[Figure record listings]
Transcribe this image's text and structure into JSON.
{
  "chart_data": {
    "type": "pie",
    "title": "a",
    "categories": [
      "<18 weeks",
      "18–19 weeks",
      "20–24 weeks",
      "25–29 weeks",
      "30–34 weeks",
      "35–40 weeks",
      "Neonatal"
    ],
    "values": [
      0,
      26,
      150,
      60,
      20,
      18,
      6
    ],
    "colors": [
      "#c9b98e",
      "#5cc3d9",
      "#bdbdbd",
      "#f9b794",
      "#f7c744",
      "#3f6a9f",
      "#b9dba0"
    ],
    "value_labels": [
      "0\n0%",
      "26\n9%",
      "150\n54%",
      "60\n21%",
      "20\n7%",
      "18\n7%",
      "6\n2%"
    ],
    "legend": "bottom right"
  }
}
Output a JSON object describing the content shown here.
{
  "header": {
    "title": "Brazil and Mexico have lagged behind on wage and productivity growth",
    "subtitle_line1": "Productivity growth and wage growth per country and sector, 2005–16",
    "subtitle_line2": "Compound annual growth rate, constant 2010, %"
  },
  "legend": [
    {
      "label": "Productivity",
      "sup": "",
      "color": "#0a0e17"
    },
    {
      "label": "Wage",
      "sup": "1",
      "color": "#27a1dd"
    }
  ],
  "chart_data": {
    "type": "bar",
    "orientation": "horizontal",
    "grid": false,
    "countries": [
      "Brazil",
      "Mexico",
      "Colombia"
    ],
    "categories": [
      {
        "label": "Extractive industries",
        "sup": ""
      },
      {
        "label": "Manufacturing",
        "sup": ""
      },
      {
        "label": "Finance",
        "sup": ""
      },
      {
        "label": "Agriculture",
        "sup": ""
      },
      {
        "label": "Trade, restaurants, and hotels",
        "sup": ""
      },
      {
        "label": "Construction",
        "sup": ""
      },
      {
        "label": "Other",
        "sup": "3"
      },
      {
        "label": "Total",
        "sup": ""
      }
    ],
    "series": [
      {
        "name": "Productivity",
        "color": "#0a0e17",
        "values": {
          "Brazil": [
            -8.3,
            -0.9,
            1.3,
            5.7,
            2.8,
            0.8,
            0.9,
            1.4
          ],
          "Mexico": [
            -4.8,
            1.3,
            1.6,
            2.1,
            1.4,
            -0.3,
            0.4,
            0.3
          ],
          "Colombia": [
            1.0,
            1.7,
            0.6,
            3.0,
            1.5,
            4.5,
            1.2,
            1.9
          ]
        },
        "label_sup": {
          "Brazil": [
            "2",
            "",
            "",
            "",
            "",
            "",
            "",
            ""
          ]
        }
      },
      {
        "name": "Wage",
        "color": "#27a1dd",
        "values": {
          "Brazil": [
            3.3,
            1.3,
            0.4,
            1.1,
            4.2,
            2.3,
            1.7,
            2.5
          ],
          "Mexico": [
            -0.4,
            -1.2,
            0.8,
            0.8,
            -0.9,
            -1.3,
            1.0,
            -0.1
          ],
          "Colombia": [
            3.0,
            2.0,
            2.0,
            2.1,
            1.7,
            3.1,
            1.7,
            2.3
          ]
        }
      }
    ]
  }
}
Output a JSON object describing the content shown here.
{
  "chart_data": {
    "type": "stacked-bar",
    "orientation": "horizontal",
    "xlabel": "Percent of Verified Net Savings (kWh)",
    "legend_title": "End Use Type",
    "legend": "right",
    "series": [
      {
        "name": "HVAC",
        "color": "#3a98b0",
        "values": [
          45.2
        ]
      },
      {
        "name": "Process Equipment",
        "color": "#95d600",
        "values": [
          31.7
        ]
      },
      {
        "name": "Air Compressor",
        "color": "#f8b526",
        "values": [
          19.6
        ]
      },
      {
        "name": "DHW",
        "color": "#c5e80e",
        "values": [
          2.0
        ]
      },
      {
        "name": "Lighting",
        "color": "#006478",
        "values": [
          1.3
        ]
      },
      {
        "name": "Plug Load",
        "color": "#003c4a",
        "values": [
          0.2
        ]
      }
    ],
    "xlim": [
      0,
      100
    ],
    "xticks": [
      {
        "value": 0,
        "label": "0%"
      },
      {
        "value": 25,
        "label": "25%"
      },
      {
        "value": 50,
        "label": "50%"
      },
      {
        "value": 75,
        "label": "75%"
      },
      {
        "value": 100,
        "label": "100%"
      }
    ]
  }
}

* **What to work on**: Return all of the data exactly as it reads.

* **Reply to the task**:
Transcribe this image's text and structure into JSON.
{
  "chart_data": {
    "type": "pie",
    "title": "a",
    "categories": [
      "<18 weeks",
      "18–19 weeks",
      "20–24 weeks",
      "25–29 weeks",
      "30–34 weeks",
      "35–40 weeks",
      "Neonatal"
    ],
    "values": [
      0,
      26,
      150,
      60,
      20,
      18,
      6
    ],
    "colors": [
      "#c9b98e",
      "#5cc3d9",
      "#bdbdbd",
      "#f9b794",
      "#f7c744",
      "#3f6a9f",
      "#b9dba0"
    ],
    "value_labels": [
      "0\n0%",
      "26\n9%",
      "150\n54%",
      "60\n21%",
      "20\n7%",
      "18\n7%",
      "6\n2%"
    ],
    "legend": "bottom right"
  }
}
Output a JSON object describing the content shown here.
{
  "header": {
    "title": "Brazil and Mexico have lagged behind on wage and productivity growth",
    "subtitle_line1": "Productivity growth and wage growth per country and sector, 2005–16",
    "subtitle_line2": "Compound annual growth rate, constant 2010, %"
  },
  "legend": [
    {
      "label": "Productivity",
      "sup": "",
      "color": "#0a0e17"
    },
    {
      "label": "Wage",
      "sup": "1",
      "color": "#27a1dd"
    }
  ],
  "chart_data": {
    "type": "bar",
    "orientation": "horizontal",
    "grid": false,
    "countries": [
      "Brazil",
      "Mexico",
      "Colombia"
    ],
    "categories": [
      {
        "label": "Extractive industries",
        "sup": ""
      },
      {
        "label": "Manufacturing",
        "sup": ""
      },
      {
        "label": "Finance",
        "sup": ""
      },
      {
        "label": "Agriculture",
        "sup": ""
      },
      {
        "label": "Trade, restaurants, and hotels",
        "sup": ""
      },
      {
        "label": "Construction",
        "sup": ""
      },
      {
        "label": "Other",
        "sup": "3"
      },
      {
        "label": "Total",
        "sup": ""
      }
    ],
    "series": [
      {
        "name": "Productivity",
        "color": "#0a0e17",
        "values": {
          "Brazil": [
            -8.3,
            -0.9,
            1.3,
            5.7,
            2.8,
            0.8,
            0.9,
            1.4
          ],
          "Mexico": [
            -4.8,
            1.3,
            1.6,
            2.1,
            1.4,
            -0.3,
            0.4,
            0.3
          ],
          "Colombia": [
            1.0,
            1.7,
            0.6,
            3.0,
            1.5,
            4.5,
            1.2,
            1.9
          ]
        },
        "label_sup": {
          "Brazil": [
            "2",
            "",
            "",
            "",
            "",
            "",
            "",
            ""
          ]
        }
      },
      {
        "name": "Wage",
        "color": "#27a1dd",
        "values": {
          "Brazil": [
            3.3,
            1.3,
            0.4,
            1.1,
            4.2,
            2.3,
            1.7,
            2.5
          ],
          "Mexico": [
            -0.4,
            -1.2,
            0.8,
            0.8,
            -0.9,
            -1.3,
            1.0,
            -0.1
          ],
          "Colombia": [
            3.0,
            2.0,
            2.0,
            2.1,
            1.7,
            3.1,
            1.7,
            2.3
          ]
        }
      }
    ]
  }
}
Output a JSON object describing the content shown here.
{
  "chart_data": {
    "type": "stacked-bar",
    "orientation": "horizontal",
    "xlabel": "Percent of Verified Net Savings (kWh)",
    "legend_title": "End Use Type",
    "legend": "right",
    "series": [
      {
        "name": "HVAC",
        "color": "#3a98b0",
        "values": [
          45.2
        ]
      },
      {
        "name": "Process Equipment",
        "color": "#95d600",
        "values": [
          31.7
        ]
      },
      {
        "name": "Air Compressor",
        "color": "#f8b526",
        "values": [
          19.6
        ]
      },
      {
        "name": "DHW",
        "color": "#c5e80e",
        "values": [
          2.0
        ]
      },
      {
        "name": "Lighting",
        "color": "#006478",
        "values": [
          1.3
        ]
      },
      {
        "name": "Plug Load",
        "color": "#003c4a",
        "values": [
          0.2
        ]
      }
    ],
    "xlim": [
      0,
      100
    ],
    "xticks": [
      {
        "value": 0,
        "label": "0%"
      },
      {
        "value": 25,
        "label": "25%"
      },
      {
        "value": 50,
        "label": "50%"
      },
      {
        "value": 75,
        "label": "75%"
      },
      {
        "value": 100,
        "label": "100%"
      }
    ]
  }
}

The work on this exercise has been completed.